• _GOAL_: Copy out every line, unchanged, from the line containing "top-ytick-label: 90 <box>155" down to the line containing "bottom-series-bhist-179-01-smoothed <box>312 877", both included.

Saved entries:
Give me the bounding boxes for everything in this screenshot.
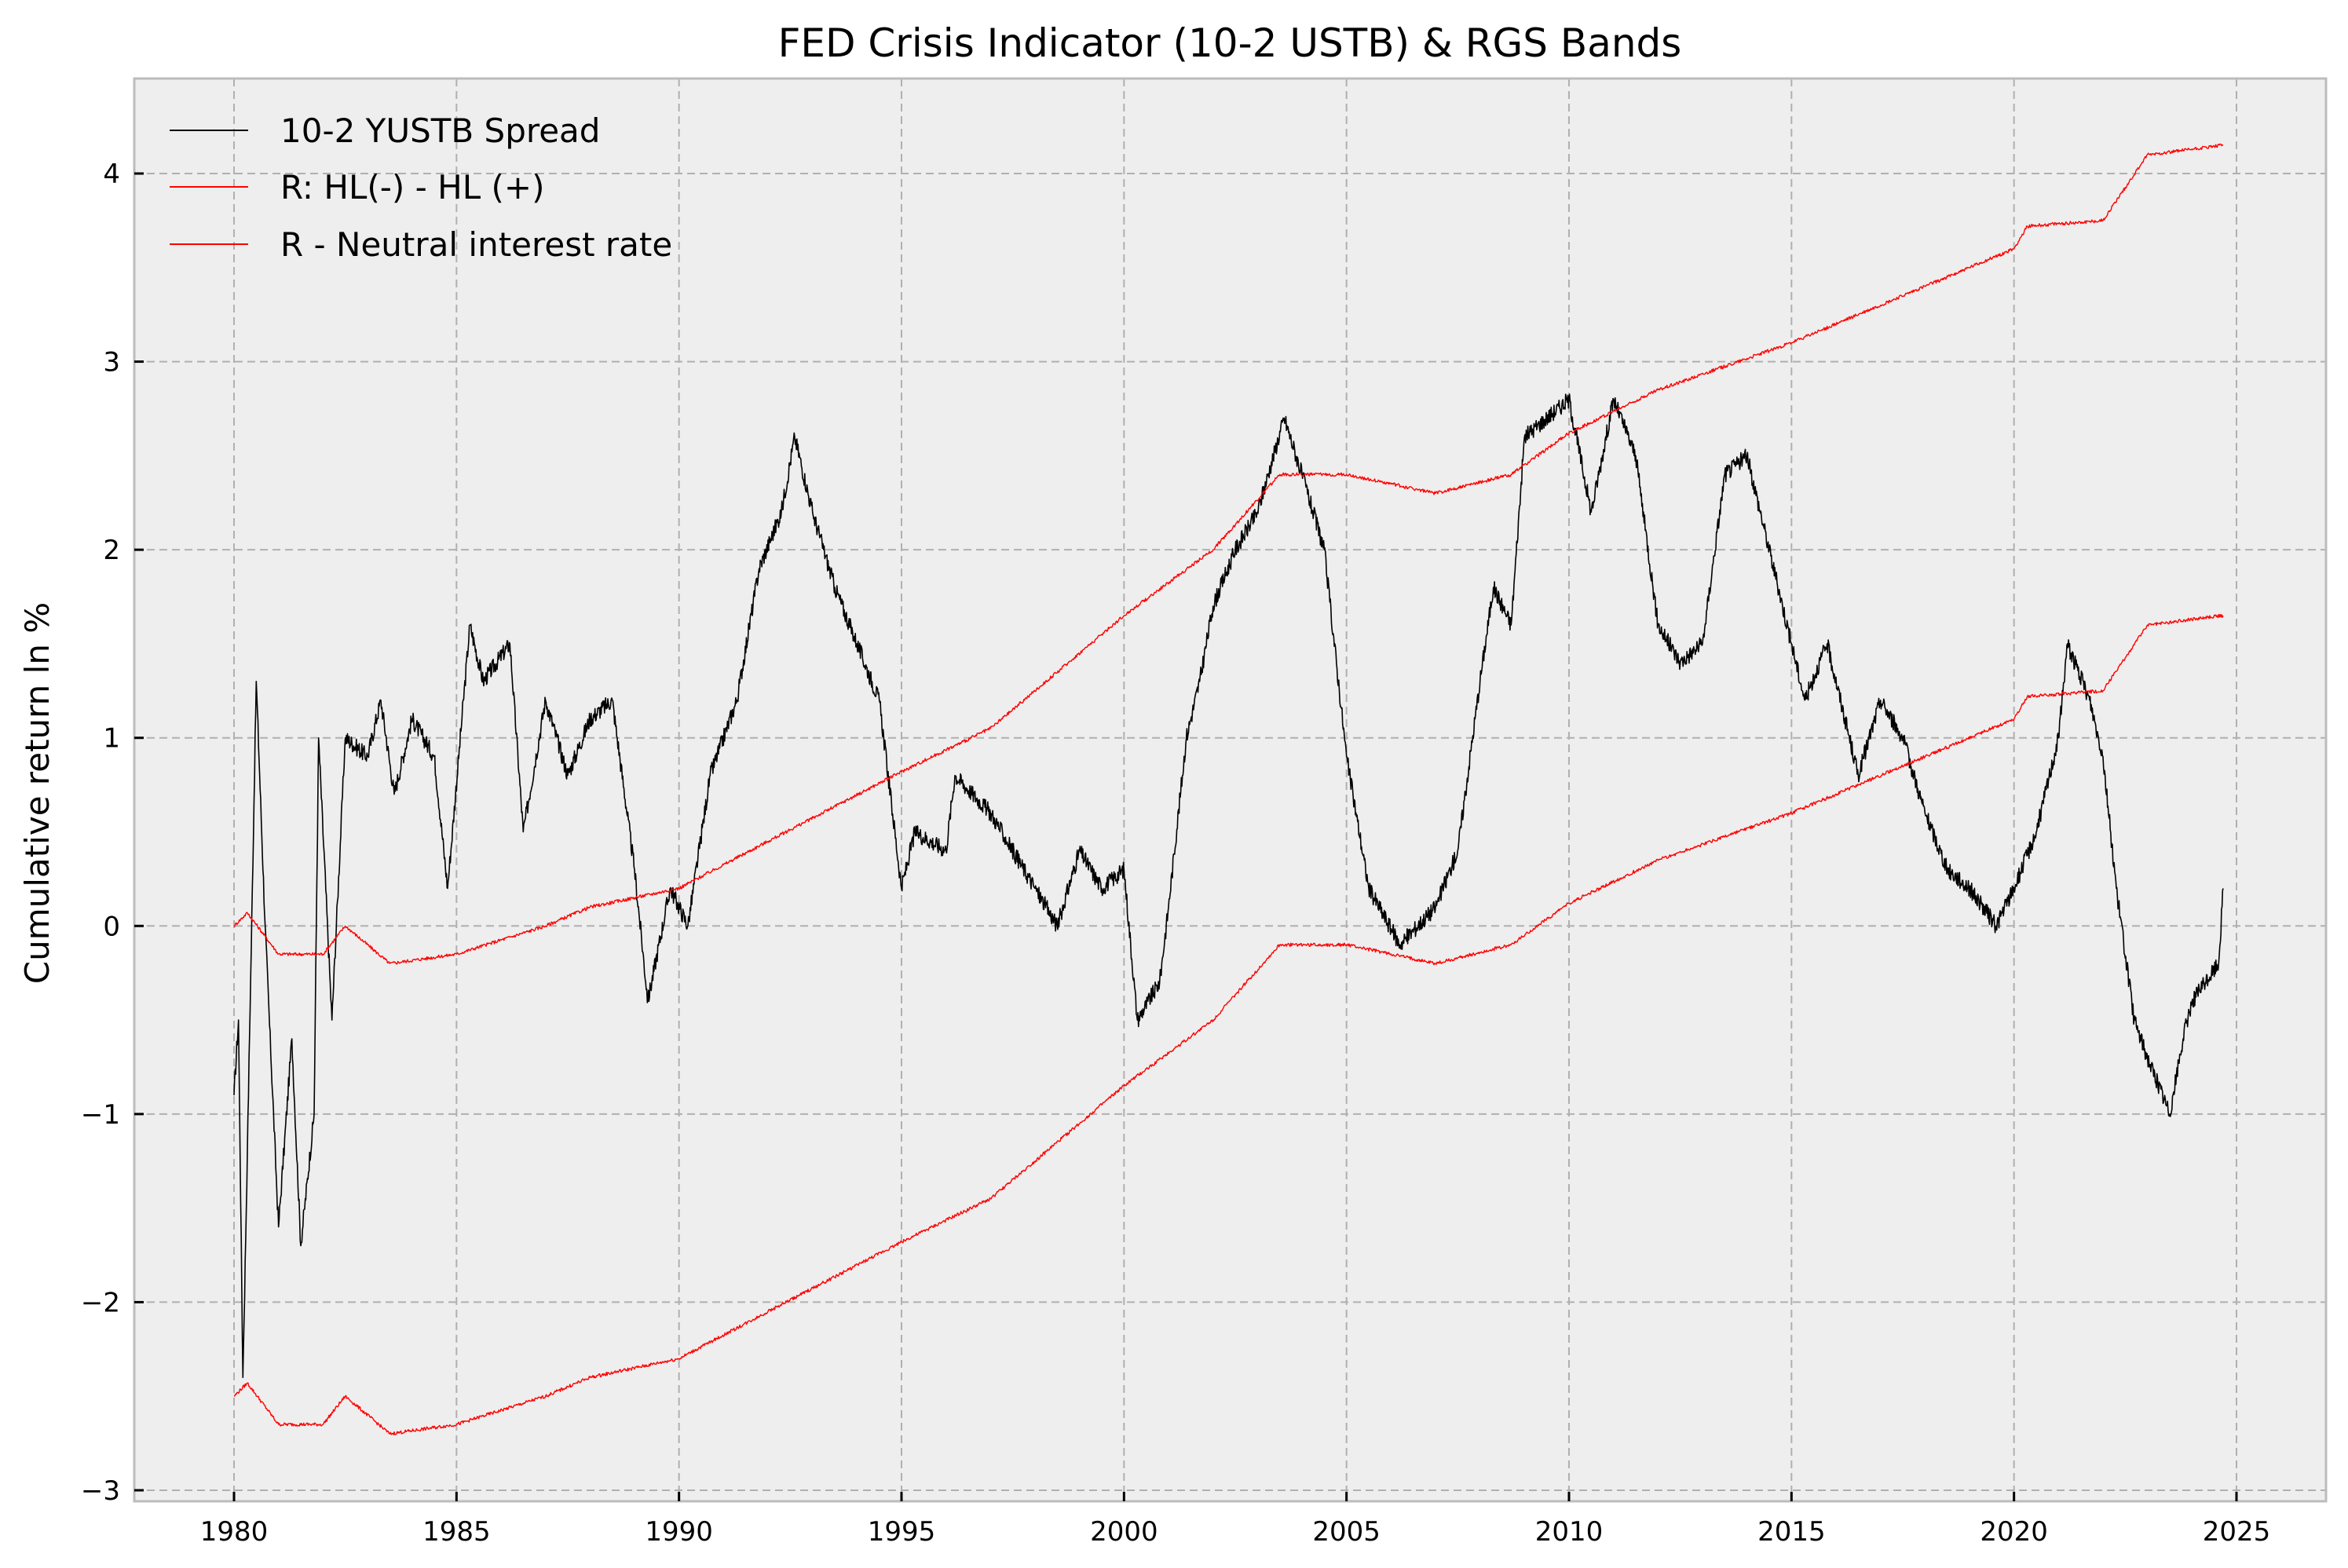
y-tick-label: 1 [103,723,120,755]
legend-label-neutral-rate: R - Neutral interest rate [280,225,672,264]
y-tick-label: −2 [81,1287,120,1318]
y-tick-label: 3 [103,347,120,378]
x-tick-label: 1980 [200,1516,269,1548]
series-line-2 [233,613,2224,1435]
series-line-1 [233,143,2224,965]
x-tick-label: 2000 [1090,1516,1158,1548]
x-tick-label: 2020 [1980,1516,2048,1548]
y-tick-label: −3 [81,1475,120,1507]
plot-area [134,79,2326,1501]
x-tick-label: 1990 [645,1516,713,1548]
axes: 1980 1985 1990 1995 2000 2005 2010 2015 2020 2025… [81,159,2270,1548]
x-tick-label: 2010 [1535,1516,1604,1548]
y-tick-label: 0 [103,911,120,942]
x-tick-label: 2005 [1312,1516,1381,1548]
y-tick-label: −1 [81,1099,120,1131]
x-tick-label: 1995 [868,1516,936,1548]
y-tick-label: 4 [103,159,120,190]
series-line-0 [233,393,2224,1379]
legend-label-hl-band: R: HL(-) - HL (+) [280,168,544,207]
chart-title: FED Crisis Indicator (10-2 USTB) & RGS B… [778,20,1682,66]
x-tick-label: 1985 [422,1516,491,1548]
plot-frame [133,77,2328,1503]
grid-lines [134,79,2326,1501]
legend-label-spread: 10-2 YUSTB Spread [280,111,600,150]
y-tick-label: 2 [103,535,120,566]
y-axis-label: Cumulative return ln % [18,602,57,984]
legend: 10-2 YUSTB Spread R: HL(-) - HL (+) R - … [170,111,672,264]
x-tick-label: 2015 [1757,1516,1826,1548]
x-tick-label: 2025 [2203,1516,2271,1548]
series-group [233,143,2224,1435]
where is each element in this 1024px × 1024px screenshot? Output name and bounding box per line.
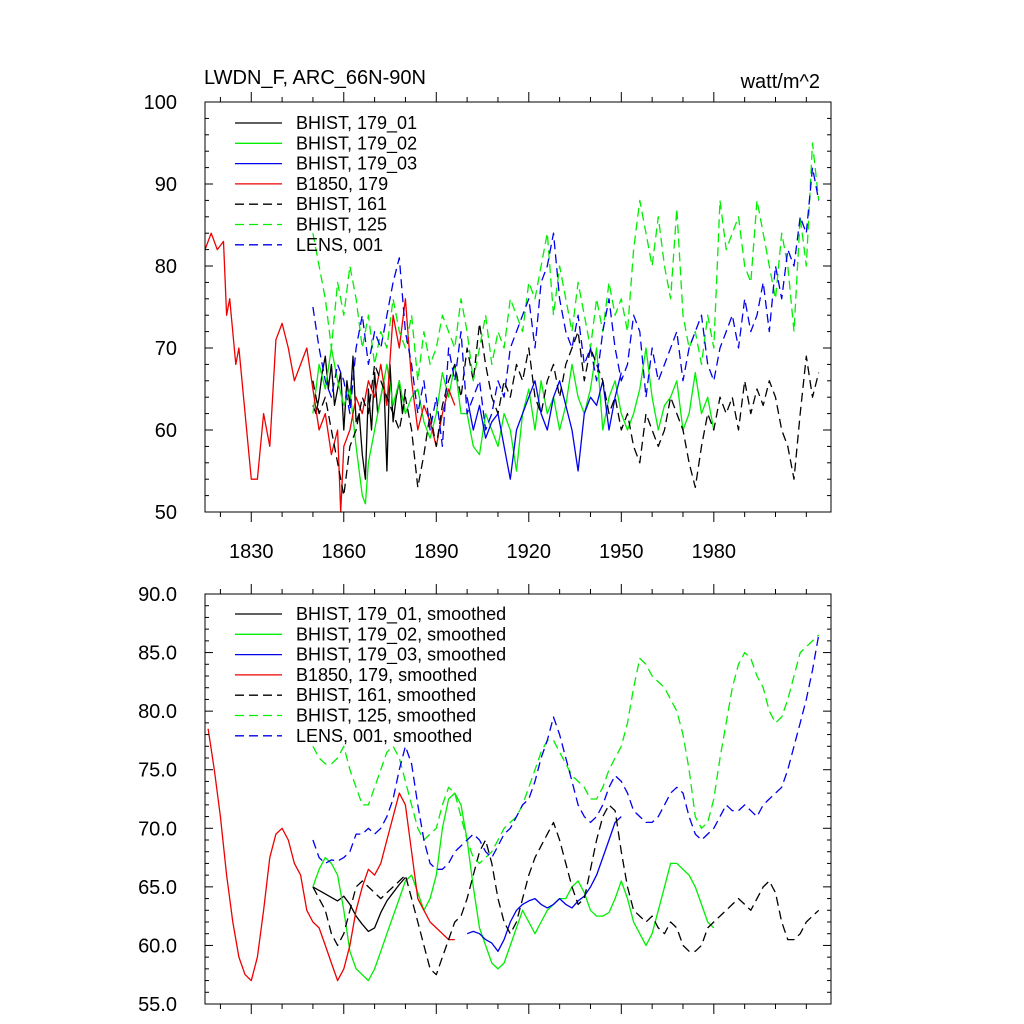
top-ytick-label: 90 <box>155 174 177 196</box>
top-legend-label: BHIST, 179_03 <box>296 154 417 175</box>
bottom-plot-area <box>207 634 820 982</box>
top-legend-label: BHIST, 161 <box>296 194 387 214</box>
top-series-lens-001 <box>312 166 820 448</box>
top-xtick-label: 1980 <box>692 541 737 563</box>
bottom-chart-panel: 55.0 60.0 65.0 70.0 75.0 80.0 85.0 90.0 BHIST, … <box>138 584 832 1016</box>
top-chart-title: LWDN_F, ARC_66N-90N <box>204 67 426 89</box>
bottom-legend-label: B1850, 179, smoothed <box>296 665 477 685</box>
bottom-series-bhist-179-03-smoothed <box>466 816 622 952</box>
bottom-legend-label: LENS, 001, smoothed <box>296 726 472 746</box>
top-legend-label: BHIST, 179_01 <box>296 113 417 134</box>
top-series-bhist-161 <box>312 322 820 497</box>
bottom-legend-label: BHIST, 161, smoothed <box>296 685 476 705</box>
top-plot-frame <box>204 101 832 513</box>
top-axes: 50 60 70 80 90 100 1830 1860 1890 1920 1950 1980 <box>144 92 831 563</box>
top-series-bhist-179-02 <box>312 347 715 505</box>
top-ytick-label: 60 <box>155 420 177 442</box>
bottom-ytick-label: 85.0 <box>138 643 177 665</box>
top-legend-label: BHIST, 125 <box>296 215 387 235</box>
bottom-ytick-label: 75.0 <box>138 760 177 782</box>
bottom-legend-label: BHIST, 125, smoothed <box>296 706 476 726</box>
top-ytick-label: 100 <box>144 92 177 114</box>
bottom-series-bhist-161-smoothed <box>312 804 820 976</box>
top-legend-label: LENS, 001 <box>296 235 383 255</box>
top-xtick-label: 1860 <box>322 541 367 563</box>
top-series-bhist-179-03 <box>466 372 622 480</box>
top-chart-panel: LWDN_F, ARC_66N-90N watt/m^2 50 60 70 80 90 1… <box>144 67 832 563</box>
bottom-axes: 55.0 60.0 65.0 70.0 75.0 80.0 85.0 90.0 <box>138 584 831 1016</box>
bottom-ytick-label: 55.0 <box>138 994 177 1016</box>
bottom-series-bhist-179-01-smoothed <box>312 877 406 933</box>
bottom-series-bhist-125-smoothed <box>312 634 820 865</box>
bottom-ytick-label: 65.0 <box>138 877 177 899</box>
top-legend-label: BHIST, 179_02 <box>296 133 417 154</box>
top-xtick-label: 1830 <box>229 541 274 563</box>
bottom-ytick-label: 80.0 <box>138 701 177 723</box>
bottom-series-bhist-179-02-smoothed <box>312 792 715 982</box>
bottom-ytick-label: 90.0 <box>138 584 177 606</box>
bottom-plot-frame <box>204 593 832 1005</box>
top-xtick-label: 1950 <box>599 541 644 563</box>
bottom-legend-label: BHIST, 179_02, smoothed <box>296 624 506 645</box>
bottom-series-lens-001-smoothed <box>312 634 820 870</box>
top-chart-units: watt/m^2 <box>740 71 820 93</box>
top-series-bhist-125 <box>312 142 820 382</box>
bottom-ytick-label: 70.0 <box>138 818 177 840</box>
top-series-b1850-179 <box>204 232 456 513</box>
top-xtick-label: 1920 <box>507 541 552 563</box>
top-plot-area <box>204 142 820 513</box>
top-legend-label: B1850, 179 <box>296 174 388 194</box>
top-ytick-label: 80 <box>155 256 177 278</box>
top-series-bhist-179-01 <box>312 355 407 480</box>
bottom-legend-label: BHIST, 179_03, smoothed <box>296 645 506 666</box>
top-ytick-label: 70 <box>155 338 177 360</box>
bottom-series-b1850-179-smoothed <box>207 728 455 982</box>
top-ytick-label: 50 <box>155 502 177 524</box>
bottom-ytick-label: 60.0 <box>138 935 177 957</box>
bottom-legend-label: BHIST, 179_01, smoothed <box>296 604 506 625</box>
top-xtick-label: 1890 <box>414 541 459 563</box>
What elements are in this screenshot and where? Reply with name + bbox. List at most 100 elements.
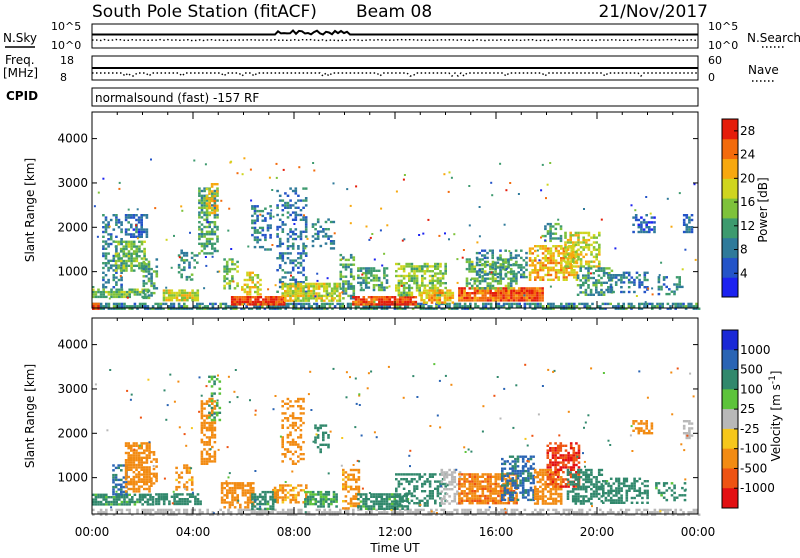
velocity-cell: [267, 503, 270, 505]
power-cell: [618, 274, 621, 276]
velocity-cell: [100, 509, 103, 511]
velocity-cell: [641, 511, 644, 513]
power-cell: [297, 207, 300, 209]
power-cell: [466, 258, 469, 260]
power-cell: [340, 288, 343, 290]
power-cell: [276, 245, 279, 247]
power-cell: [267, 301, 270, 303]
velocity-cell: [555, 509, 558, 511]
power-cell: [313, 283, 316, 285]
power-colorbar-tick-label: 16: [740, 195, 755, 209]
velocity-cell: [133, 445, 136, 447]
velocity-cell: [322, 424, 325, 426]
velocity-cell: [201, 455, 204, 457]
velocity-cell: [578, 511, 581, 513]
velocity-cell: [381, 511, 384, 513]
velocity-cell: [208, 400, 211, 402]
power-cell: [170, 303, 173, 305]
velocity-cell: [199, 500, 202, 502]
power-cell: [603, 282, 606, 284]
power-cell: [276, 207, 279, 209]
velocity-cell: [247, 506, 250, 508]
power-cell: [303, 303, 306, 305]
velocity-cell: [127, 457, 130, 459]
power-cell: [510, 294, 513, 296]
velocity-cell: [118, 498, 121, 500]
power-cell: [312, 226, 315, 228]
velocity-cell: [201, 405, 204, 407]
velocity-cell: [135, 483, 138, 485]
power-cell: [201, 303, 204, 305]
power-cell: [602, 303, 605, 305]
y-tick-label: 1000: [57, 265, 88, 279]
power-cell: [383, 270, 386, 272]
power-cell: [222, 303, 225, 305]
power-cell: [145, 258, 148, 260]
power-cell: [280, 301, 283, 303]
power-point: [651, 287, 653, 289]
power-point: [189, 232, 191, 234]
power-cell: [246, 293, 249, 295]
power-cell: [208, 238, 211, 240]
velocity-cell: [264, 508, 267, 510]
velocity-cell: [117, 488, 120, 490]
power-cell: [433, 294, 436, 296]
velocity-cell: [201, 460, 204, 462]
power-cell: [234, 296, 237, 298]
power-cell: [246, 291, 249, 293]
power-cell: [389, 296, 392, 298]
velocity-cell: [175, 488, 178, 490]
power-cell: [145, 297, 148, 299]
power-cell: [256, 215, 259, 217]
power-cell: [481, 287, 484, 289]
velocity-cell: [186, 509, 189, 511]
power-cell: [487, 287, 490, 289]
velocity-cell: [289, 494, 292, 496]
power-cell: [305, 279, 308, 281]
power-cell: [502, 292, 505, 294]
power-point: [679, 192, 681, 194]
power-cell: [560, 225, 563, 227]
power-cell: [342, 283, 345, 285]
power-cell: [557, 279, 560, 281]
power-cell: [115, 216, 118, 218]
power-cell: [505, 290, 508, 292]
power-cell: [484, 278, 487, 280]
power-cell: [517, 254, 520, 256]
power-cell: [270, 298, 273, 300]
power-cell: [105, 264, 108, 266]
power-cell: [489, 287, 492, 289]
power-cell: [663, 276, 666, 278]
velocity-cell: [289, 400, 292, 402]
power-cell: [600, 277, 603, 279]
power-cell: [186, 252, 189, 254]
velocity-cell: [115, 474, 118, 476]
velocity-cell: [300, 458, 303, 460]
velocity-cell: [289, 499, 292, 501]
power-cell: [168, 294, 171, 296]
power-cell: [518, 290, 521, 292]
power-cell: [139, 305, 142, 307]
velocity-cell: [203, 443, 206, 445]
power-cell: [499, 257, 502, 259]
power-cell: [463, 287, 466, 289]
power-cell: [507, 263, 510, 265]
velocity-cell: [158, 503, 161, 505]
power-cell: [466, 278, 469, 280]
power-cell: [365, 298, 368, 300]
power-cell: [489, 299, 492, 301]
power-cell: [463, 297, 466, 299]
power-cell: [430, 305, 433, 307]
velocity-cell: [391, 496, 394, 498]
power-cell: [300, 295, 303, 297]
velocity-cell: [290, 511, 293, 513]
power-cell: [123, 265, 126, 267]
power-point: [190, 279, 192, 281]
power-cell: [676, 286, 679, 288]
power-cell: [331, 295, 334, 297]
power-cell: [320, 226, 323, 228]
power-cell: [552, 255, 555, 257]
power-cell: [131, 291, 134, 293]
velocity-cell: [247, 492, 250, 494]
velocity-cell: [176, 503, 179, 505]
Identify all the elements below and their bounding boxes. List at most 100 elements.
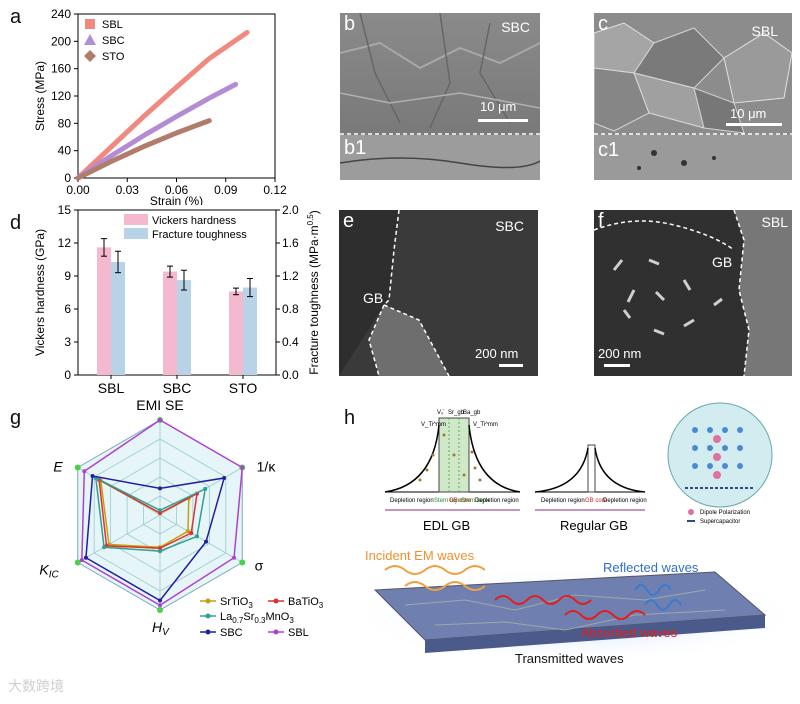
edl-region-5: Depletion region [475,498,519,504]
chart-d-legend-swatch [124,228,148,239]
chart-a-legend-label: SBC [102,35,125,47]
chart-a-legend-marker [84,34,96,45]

• _OUTPUT FOR THIS EXERCISE_:
top-ytick-label: 90 <box>155 174 177 196</box>
top-legend-label: BHIST, 179_03 <box>296 154 417 175</box>
bottom-plot-area <box>207 634 820 982</box>
top-legend-label: BHIST, 161 <box>296 194 387 214</box>
top-series-lens-001 <box>312 166 820 448</box>
top-xtick-label: 1980 <box>692 541 737 563</box>
bottom-chart-panel: 55.0 60.0 65.0 70.0 75.0 80.0 85.0 90.0 BHIST, … <box>138 584 832 1016</box>
top-chart-title: LWDN_F, ARC_66N-90N <box>204 67 426 89</box>
bottom-legend-label: B1850, 179, smoothed <box>296 665 477 685</box>
bottom-series-bhist-179-03-smoothed <box>466 816 622 952</box>
bottom-legend-label: LENS, 001, smoothed <box>296 726 472 746</box>
top-legend-label: BHIST, 179_01 <box>296 113 417 134</box>
top-series-bhist-161 <box>312 322 820 497</box>
bottom-legend-label: BHIST, 161, smoothed <box>296 685 476 705</box>
top-plot-frame <box>204 101 832 513</box>
top-axes: 50 60 70 80 90 100 1830 1860 1890 1920 1950 1980 <box>144 92 831 563</box>
top-series-bhist-179-02 <box>312 347 715 505</box>
top-ytick-label: 60 <box>155 420 177 442</box>
bottom-ytick-label: 85.0 <box>138 643 177 665</box>
top-legend-label: BHIST, 125 <box>296 215 387 235</box>
bottom-ytick-label: 75.0 <box>138 760 177 782</box>
bottom-legend-label: BHIST, 125, smoothed <box>296 706 476 726</box>
top-ytick-label: 100 <box>144 92 177 114</box>
bottom-series-bhist-161-smoothed <box>312 804 820 976</box>
top-legend-label: LENS, 001 <box>296 235 383 255</box>
top-xtick-label: 1860 <box>322 541 367 563</box>
top-series-bhist-179-03 <box>466 372 622 480</box>
top-chart-panel: LWDN_F, ARC_66N-90N watt/m^2 50 60 70 80 90 1… <box>144 67 832 563</box>
bottom-axes: 55.0 60.0 65.0 70.0 75.0 80.0 85.0 90.0 <box>138 584 831 1016</box>
bottom-ytick-label: 55.0 <box>138 994 177 1016</box>
bottom-series-bhist-179-01-smoothed <box>312 877 406 933</box>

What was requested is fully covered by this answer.